» Stated goal: Convert the material from the line containing "substep-num: 1. (144, 596, 174, 672)" through the line containing "step-body: Select [AF" into a JSON list of strings, one string per line and no entries for blank lines.

### Data section ###

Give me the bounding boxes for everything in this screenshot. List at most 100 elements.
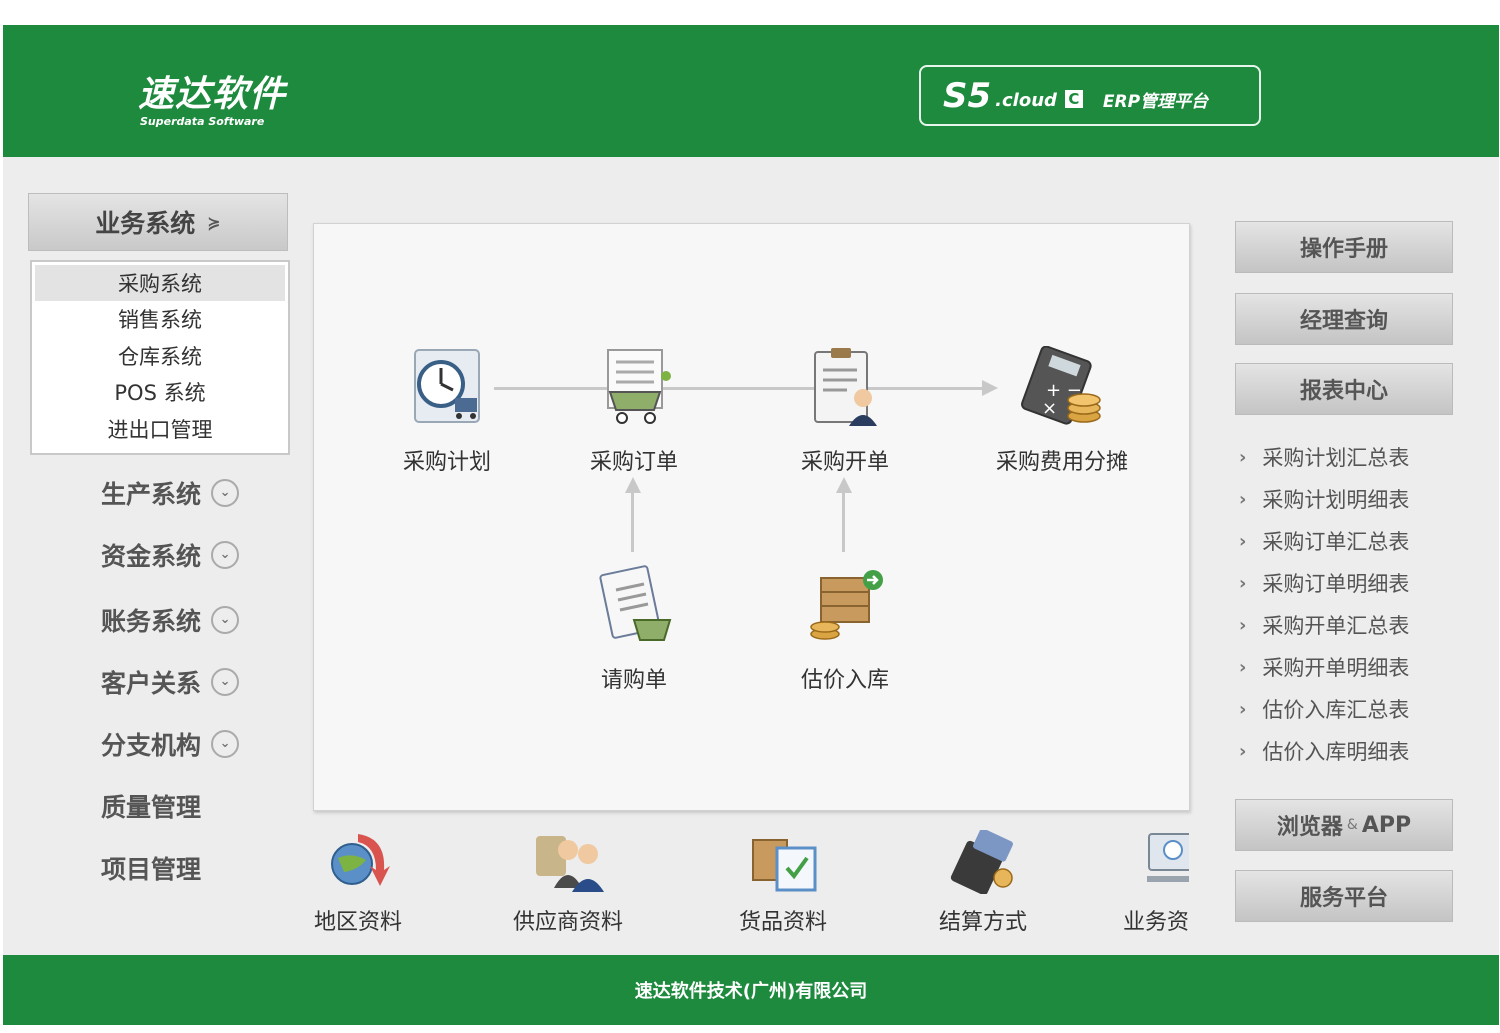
- chevron-right-icon: ›: [1239, 740, 1247, 762]
- calculator-coins-icon: + − ×: [1021, 346, 1101, 425]
- quick-link-supplier[interactable]: 供应商资料: [503, 830, 633, 936]
- business-system-button[interactable]: 业务系统 ≽: [28, 193, 288, 251]
- svg-text:×: ×: [1042, 398, 1057, 419]
- purchase-flow-panel: 采购计划 采购订单 采购开单 + − × 采购费用分摊 请购单 估价入库: [313, 223, 1190, 811]
- submenu-item-purchase[interactable]: 采购系统: [35, 265, 285, 301]
- report-link[interactable]: › 采购计划明细表: [1239, 483, 1409, 515]
- report-link[interactable]: › 采购开单明细表: [1239, 651, 1409, 683]
- chevron-right-icon: ›: [1239, 698, 1247, 720]
- quick-link-label: 地区资料: [313, 910, 402, 935]
- flow-node-label: 采购订单: [589, 450, 678, 475]
- report-link-label: 估价入库汇总表: [1262, 698, 1410, 722]
- supplier-people-icon: [536, 836, 604, 892]
- chevron-right-icon: ›: [1239, 572, 1247, 594]
- nav-item-label: 项目管理: [101, 855, 202, 884]
- requisition-basket-icon: [599, 565, 672, 641]
- quick-link-goods[interactable]: 货品资料: [728, 830, 838, 936]
- computer-icon: [1147, 833, 1189, 882]
- flow-node-label: 采购计划: [402, 450, 491, 475]
- product-badge: S5 .cloud C ERP管理平台: [919, 65, 1261, 126]
- badge-s5: S5: [943, 75, 992, 116]
- flow-node-label: 请购单: [600, 668, 667, 693]
- flow-line-estimate: [842, 492, 845, 552]
- chevron-right-icon: ›: [1239, 446, 1247, 468]
- double-chevron-down-icon: ≽: [207, 212, 221, 232]
- flow-line-requisition: [631, 492, 634, 552]
- expand-circle-icon: ⌄: [211, 541, 240, 569]
- chevron-right-icon: ›: [1239, 614, 1247, 636]
- nav-item-crm[interactable]: 客户关系 ⌄: [101, 662, 240, 702]
- report-link[interactable]: › 采购开单汇总表: [1239, 609, 1409, 641]
- report-link[interactable]: › 采购订单明细表: [1239, 567, 1409, 599]
- badge-cloud: .cloud: [995, 90, 1057, 111]
- flow-node-purchase-order[interactable]: 采购订单: [569, 346, 699, 476]
- chevron-right-icon: ›: [1239, 530, 1247, 552]
- manager-query-button[interactable]: 经理查询: [1235, 293, 1453, 345]
- header-bar: 速达软件 Superdata Software S5 .cloud C ERP管…: [3, 25, 1499, 157]
- flow-node-estimated-receipt[interactable]: 估价入库: [780, 564, 910, 694]
- nav-item-label: 质量管理: [101, 793, 202, 822]
- expand-circle-icon: ⌄: [211, 479, 240, 507]
- nav-item-label: 客户关系: [101, 669, 202, 698]
- flow-node-label: 采购开单: [800, 450, 889, 475]
- quick-link-label: 业务资: [1123, 910, 1189, 935]
- arrow-up-icon: [625, 477, 641, 493]
- goods-box-icon: [752, 839, 817, 892]
- badge-c-icon: C: [1064, 89, 1083, 108]
- report-link[interactable]: › 采购订单汇总表: [1239, 525, 1409, 557]
- flow-node-purchase-invoice[interactable]: 采购开单: [780, 346, 910, 476]
- quick-link-settlement[interactable]: 结算方式: [928, 830, 1038, 936]
- flow-node-requisition[interactable]: 请购单: [569, 564, 699, 694]
- flow-node-label: 采购费用分摊: [995, 450, 1128, 475]
- footer-company: 速达软件技术(广州)有限公司: [634, 981, 868, 1002]
- nav-item-accounting[interactable]: 账务系统 ⌄: [101, 600, 240, 640]
- nav-item-funds[interactable]: 资金系统 ⌄: [101, 535, 240, 575]
- report-link[interactable]: › 估价入库汇总表: [1239, 693, 1409, 725]
- nav-item-label: 账务系统: [101, 607, 202, 636]
- nav-item-branches[interactable]: 分支机构 ⌄: [101, 724, 240, 764]
- footer-bar: 速达软件技术(广州)有限公司: [3, 955, 1499, 1025]
- nav-item-projects[interactable]: 项目管理: [101, 848, 201, 888]
- service-platform-button[interactable]: 服务平台: [1235, 870, 1453, 922]
- boxes-coins-icon: [810, 570, 883, 640]
- submenu-item-pos[interactable]: POS 系统: [32, 374, 288, 411]
- quick-link-label: 供应商资料: [512, 910, 623, 935]
- expand-circle-icon: ⌄: [211, 606, 240, 634]
- flow-node-label: 估价入库: [800, 668, 889, 693]
- submenu-item-warehouse[interactable]: 仓库系统: [32, 338, 288, 375]
- logo-text: 速达软件: [138, 73, 287, 115]
- business-submenu: 采购系统 销售系统 仓库系统 POS 系统 进出口管理: [30, 260, 290, 455]
- flow-node-cost-allocation[interactable]: + − × 采购费用分摊: [982, 346, 1142, 476]
- report-link-label: 采购订单明细表: [1262, 572, 1410, 596]
- report-link-label: 采购开单汇总表: [1262, 614, 1410, 638]
- report-link[interactable]: › 采购计划汇总表: [1239, 441, 1409, 473]
- report-link-label: 采购计划明细表: [1262, 488, 1410, 512]
- report-link-label: 采购开单明细表: [1262, 656, 1410, 680]
- submenu-item-sales[interactable]: 销售系统: [32, 301, 288, 338]
- flow-node-purchase-plan[interactable]: 采购计划: [382, 346, 512, 476]
- clipboard-person-icon: [814, 348, 877, 426]
- report-center-button[interactable]: 报表中心: [1235, 363, 1453, 415]
- quick-link-business[interactable]: 业务资: [1123, 830, 1189, 936]
- nav-item-quality[interactable]: 质量管理: [101, 786, 201, 826]
- quick-link-region[interactable]: 地区资料: [308, 830, 408, 936]
- quick-link-label: 结算方式: [938, 910, 1027, 935]
- logo-subtext: Superdata Software: [140, 115, 265, 128]
- badge-erp: ERP管理平台: [1102, 92, 1209, 112]
- manual-button[interactable]: 操作手册: [1235, 221, 1453, 273]
- report-link[interactable]: › 估价入库明细表: [1239, 735, 1409, 767]
- browser-app-button[interactable]: 浏览器 & APP: [1235, 799, 1453, 851]
- chevron-right-icon: ›: [1239, 488, 1247, 510]
- browser-app-label-a: 浏览器: [1276, 815, 1343, 840]
- browser-app-amp: &: [1346, 817, 1358, 833]
- browser-app-label-b: APP: [1361, 812, 1412, 838]
- app-frame: 速达软件 Superdata Software S5 .cloud C ERP管…: [3, 25, 1499, 1025]
- globe-arrow-icon: [331, 834, 390, 886]
- clock-cart-icon: [414, 349, 480, 423]
- card-terminal-icon: [950, 830, 1013, 894]
- quick-link-label: 货品资料: [738, 910, 827, 935]
- logo: 速达软件 Superdata Software: [138, 65, 286, 128]
- expand-circle-icon: ⌄: [211, 730, 240, 758]
- nav-item-production[interactable]: 生产系统 ⌄: [101, 473, 240, 513]
- submenu-item-import-export[interactable]: 进出口管理: [32, 411, 288, 448]
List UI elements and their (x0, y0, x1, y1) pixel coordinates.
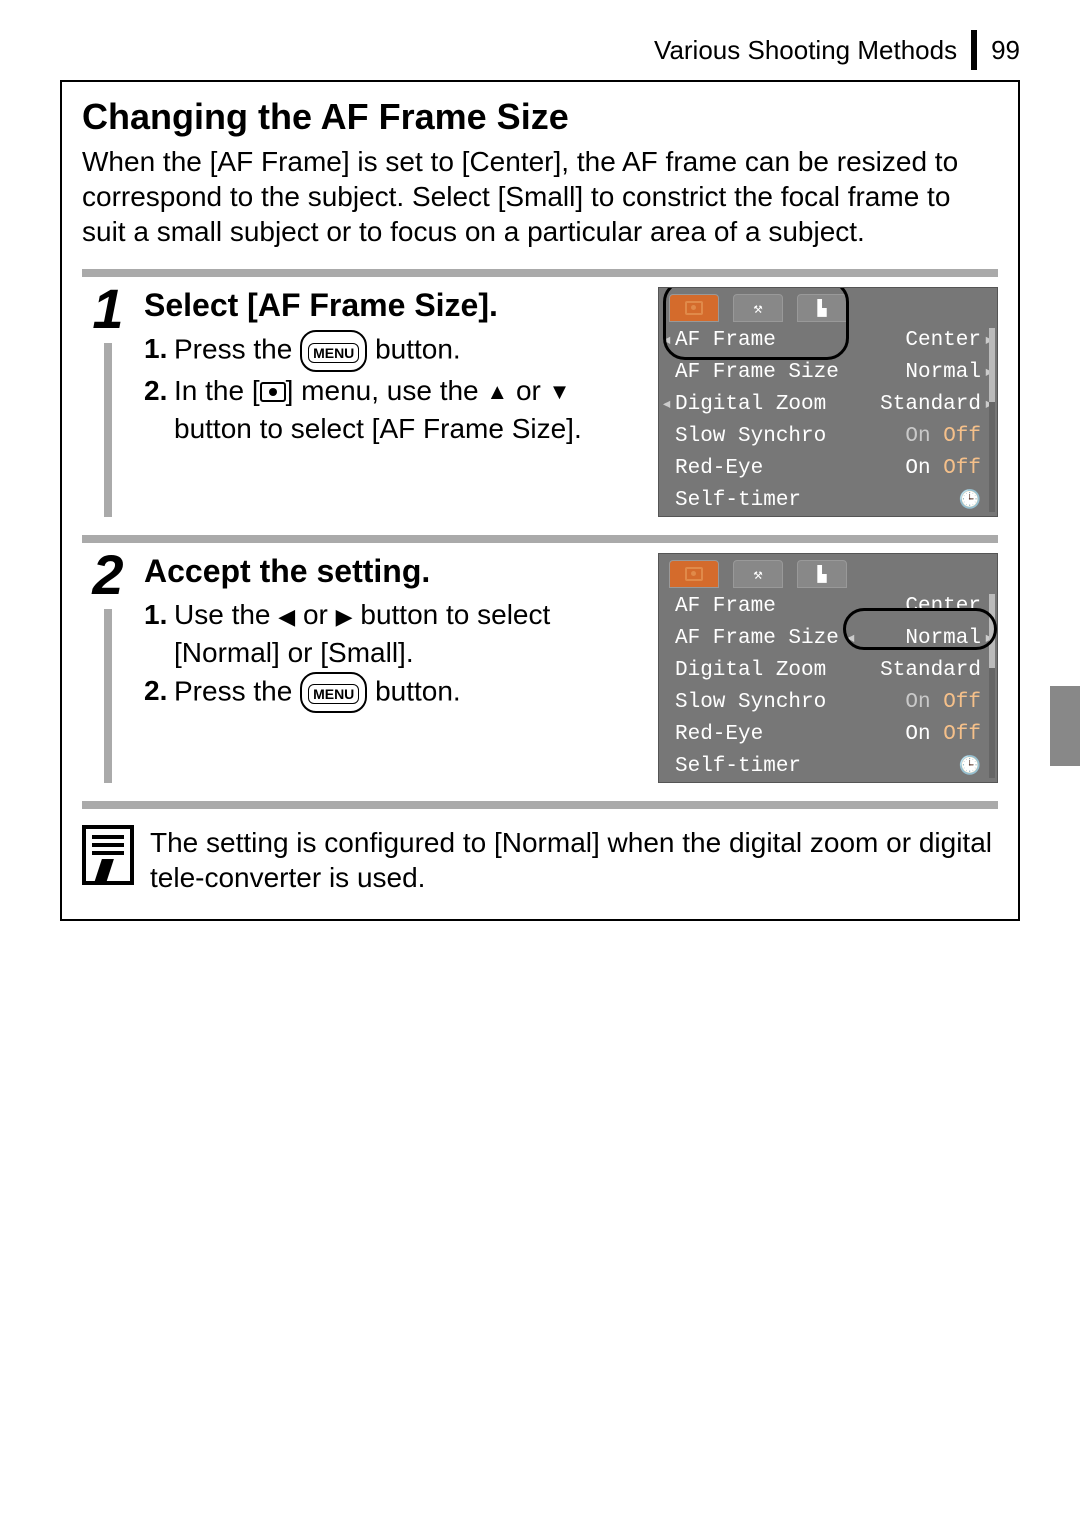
substep-num: 1. (144, 596, 174, 672)
side-thumb-tab (1050, 686, 1080, 766)
substep-num: 1. (144, 330, 174, 372)
rec-small-icon (685, 301, 703, 315)
rec-small-icon (685, 567, 703, 581)
substep-text: Press the MENU button. (174, 330, 644, 372)
substep-text: Press the MENU button. (174, 672, 644, 714)
step-body: Select [AF Frame Size]. 1. Press the MEN… (144, 287, 998, 517)
cam-row: Slow SynchroOn Off (659, 686, 997, 718)
step-body: Accept the setting. 1. Use the ◀ or ▶ bu… (144, 553, 998, 783)
intro-text: When the [AF Frame] is set to [Center], … (82, 144, 998, 249)
cam-tabs: ⚒ ▙ (659, 288, 997, 324)
manual-page: Various Shooting Methods 99 Changing the… (0, 0, 1080, 981)
cam-rows: AF FrameCenter AF Frame Size◀Normal▶ Dig… (659, 590, 997, 782)
cam-tab-person: ▙ (797, 560, 847, 588)
cam-row: Slow SynchroOn Off (659, 420, 997, 452)
note-row: The setting is configured to [Normal] wh… (82, 825, 998, 895)
cam-row: ◀Digital ZoomStandard▶ (659, 388, 997, 420)
note-text: The setting is configured to [Normal] wh… (150, 825, 998, 895)
camera-menu-screenshot-2: ⚒ ▙ AF FrameCenter AF Frame Size◀Normal▶… (658, 553, 998, 783)
step-number: 2 (92, 547, 123, 603)
substep: 2. In the [] menu, use the ▲ or ▼ button… (144, 372, 644, 448)
steps-list: 1 Select [AF Frame Size]. 1. Press the M… (82, 269, 998, 809)
substeps: 1. Press the MENU button. 2. (144, 330, 644, 447)
cam-row: Self-timer🕒 (659, 750, 997, 782)
substep-num: 2. (144, 672, 174, 714)
substeps: 1. Use the ◀ or ▶ button to select [Norm… (144, 596, 644, 713)
cam-row: Red-EyeOn Off (659, 452, 997, 484)
cam-tab-tools: ⚒ (733, 560, 783, 588)
cam-rows: ◀AF FrameCenter▶ AF Frame SizeNormal▶ ◀D… (659, 324, 997, 516)
header-divider (971, 30, 977, 70)
step-number: 1 (92, 281, 123, 337)
step-bar (104, 609, 112, 783)
menu-button-icon: MENU (300, 672, 367, 714)
cam-row: Self-timer🕒 (659, 484, 997, 516)
step-1: 1 Select [AF Frame Size]. 1. Press the M… (82, 277, 998, 543)
cam-row: AF Frame SizeNormal▶ (659, 356, 997, 388)
step-title: Accept the setting. (144, 553, 644, 590)
timer-icon: 🕒 (959, 755, 981, 777)
content-box: Changing the AF Frame Size When the [AF … (60, 80, 1020, 921)
page-header: Various Shooting Methods 99 (60, 30, 1020, 70)
substep-num: 2. (144, 372, 174, 448)
page-number: 99 (991, 35, 1020, 66)
cam-row: ◀AF FrameCenter▶ (659, 324, 997, 356)
page-title: Changing the AF Frame Size (82, 96, 998, 138)
note-icon (82, 825, 134, 885)
substep: 2. Press the MENU button. (144, 672, 644, 714)
cam-scrollbar (989, 594, 995, 778)
substep-text: In the [] menu, use the ▲ or ▼ button to… (174, 372, 644, 448)
substep: 1. Use the ◀ or ▶ button to select [Norm… (144, 596, 644, 672)
step-number-col: 2 (82, 553, 134, 783)
cam-row: Red-EyeOn Off (659, 718, 997, 750)
step-2: 2 Accept the setting. 1. Use the ◀ or ▶ … (82, 543, 998, 809)
cam-tabs: ⚒ ▙ (659, 554, 997, 590)
step-text: Select [AF Frame Size]. 1. Press the MEN… (144, 287, 644, 517)
section-title: Various Shooting Methods (654, 35, 957, 66)
substep-text: Use the ◀ or ▶ button to select [Normal]… (174, 596, 644, 672)
cam-row: Digital ZoomStandard (659, 654, 997, 686)
timer-icon: 🕒 (959, 489, 981, 511)
step-number-col: 1 (82, 287, 134, 517)
cam-tab-person: ▙ (797, 294, 847, 322)
cam-row: AF Frame Size◀Normal▶ (659, 622, 997, 654)
step-text: Accept the setting. 1. Use the ◀ or ▶ bu… (144, 553, 644, 783)
cam-scrollbar (989, 328, 995, 512)
cam-tab-tools: ⚒ (733, 294, 783, 322)
cam-tab-rec (669, 294, 719, 322)
step-bar (104, 343, 112, 517)
step-title: Select [AF Frame Size]. (144, 287, 644, 324)
cam-row: AF FrameCenter (659, 590, 997, 622)
menu-button-icon: MENU (300, 330, 367, 372)
camera-menu-screenshot-1: ⚒ ▙ ◀AF FrameCenter▶ AF Frame SizeNormal… (658, 287, 998, 517)
substep: 1. Press the MENU button. (144, 330, 644, 372)
cam-tab-rec (669, 560, 719, 588)
rec-menu-icon (260, 382, 286, 402)
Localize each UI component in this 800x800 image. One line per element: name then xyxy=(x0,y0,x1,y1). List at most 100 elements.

###

» Complete answer:
[
  "substep-num: 1. (144, 596, 174, 672)",
  "side-thumb-tab (1050, 686, 1080, 766)",
  "substep-num: 1. (144, 330, 174, 372)",
  "rec-small-icon (685, 301, 703, 315)",
  "rec-small-icon (685, 567, 703, 581)",
  "substep-text: Press the MENU button. (174, 330, 644, 372)",
  "substep-text: Press the MENU button. (174, 672, 644, 714)",
  "step-body: Select [AF Frame Size]. 1. Press the MEN… (144, 287, 998, 517)"
]